◆ EXERCISE DETAILS:
Return each line of the data below verbatim; pictures are to be left out.
━━━━━━━━━━━━━━━━━━━━
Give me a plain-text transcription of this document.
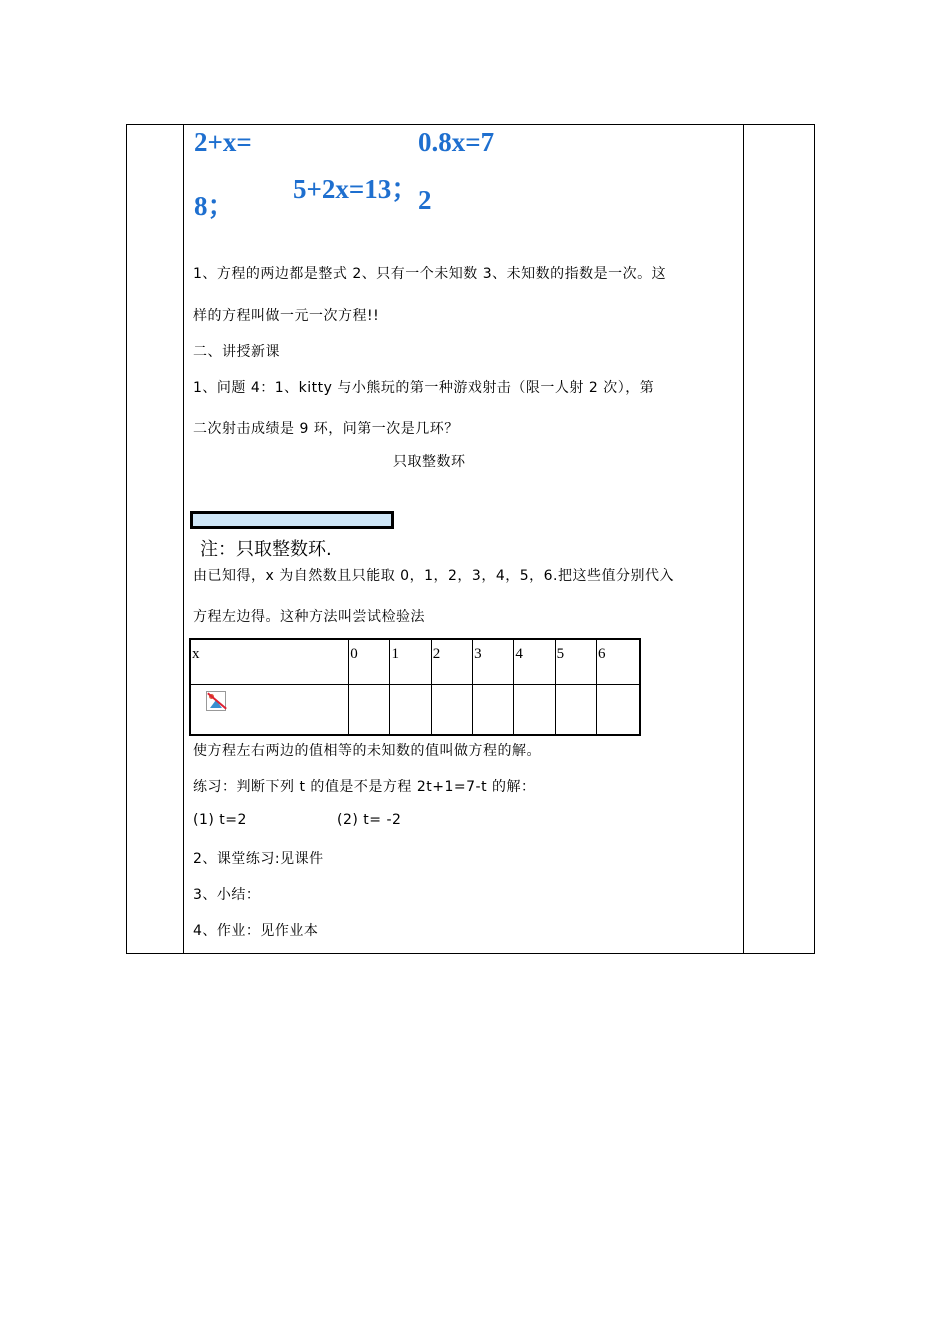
2+x=
8；
5+2x=13；
0.8x=7
2
1、方程的两边都是整式 2、只有一个未知数 3、未知数的指数是一次。这
样的方程叫做一元一次方程!!
二、讲授新课
1、问题 4：1、kitty 与小熊玩的第一种游戏射击（限一人射 2 次），第
二次射击成绩是 9 环，问第一次是几环？
只取整数环
注：只取整数环.
由已知得，x 为自然数且只能取 0，1，2，3，4，5，6.把这些值分别代入
方程左边得。这种方法叫尝试检验法
x	0	1	2	3	4	5	6

使方程左右两边的值相等的未知数的值叫做方程的解。
练习：判断下列 t 的值是不是方程 2t+1=7-t 的解：
(1) t=2	(2) t= -2
2、课堂练习:见课件
3、小结：
4、作业：见作业本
━━━━━━━━━━━━━━━━━━━━
◆ RESPONSE FOR THIS EXERCISE:
Give me a plain-text transcription of this document.
2+x=
8；
5+2x=13；
0.8x=7
2
1、方程的两边都是整式 2、只有一个未知数 3、未知数的指数是一次。这
样的方程叫做一元一次方程!!
二、讲授新课
1、问题 4：1、kitty 与小熊玩的第一种游戏射击（限一人射 2 次），第
二次射击成绩是 9 环，问第一次是几环？
只取整数环
注：只取整数环.
由已知得，x 为自然数且只能取 0，1，2，3，4，5，6.把这些值分别代入
方程左边得。这种方法叫尝试检验法
x	0	1	2	3	4	5	6

使方程左右两边的值相等的未知数的值叫做方程的解。
练习：判断下列 t 的值是不是方程 2t+1=7-t 的解：
(1) t=2	(2) t= -2
2、课堂练习:见课件
3、小结：
4、作业：见作业本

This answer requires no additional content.